Exercise objective: Present the stretch from the start of the records through the line that contains "- watermark-logo-icon: [214, 182, 242, 206]" as a numbered list, leaving out any blank lines.
■ ■ ■ ■
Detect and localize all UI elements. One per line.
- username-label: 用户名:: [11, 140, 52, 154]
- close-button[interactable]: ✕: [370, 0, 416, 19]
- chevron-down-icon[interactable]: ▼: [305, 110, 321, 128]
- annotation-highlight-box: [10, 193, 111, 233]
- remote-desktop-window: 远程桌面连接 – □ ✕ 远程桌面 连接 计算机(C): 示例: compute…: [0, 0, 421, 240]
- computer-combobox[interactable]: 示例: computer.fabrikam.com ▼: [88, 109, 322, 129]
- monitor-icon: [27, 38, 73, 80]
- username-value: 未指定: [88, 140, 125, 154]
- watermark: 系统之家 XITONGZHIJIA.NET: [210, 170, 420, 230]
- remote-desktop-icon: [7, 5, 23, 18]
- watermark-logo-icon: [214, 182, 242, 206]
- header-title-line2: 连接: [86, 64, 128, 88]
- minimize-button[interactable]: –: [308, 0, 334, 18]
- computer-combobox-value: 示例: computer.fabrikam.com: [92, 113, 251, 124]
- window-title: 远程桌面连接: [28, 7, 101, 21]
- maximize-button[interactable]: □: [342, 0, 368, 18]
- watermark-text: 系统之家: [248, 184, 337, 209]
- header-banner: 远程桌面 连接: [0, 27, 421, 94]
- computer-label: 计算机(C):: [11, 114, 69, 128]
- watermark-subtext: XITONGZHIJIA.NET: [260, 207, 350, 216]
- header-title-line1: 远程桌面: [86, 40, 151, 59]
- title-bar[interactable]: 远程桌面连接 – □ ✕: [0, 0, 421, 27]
■ ■ ■ ■
Written response:
1. Detect and localize all UI elements. One per line.
2. - username-label: 用户名:: [11, 140, 52, 154]
3. - close-button[interactable]: ✕: [370, 0, 416, 19]
4. - chevron-down-icon[interactable]: ▼: [305, 110, 321, 128]
5. - annotation-highlight-box: [10, 193, 111, 233]
6. - remote-desktop-window: 远程桌面连接 – □ ✕ 远程桌面 连接 计算机(C): 示例: compute…: [0, 0, 421, 240]
7. - computer-combobox[interactable]: 示例: computer.fabrikam.com ▼: [88, 109, 322, 129]
8. - monitor-icon: [27, 38, 73, 80]
9. - username-value: 未指定: [88, 140, 125, 154]
10. - watermark: 系统之家 XITONGZHIJIA.NET: [210, 170, 420, 230]
11. - remote-desktop-icon: [7, 5, 23, 18]
12. - watermark-logo-icon: [214, 182, 242, 206]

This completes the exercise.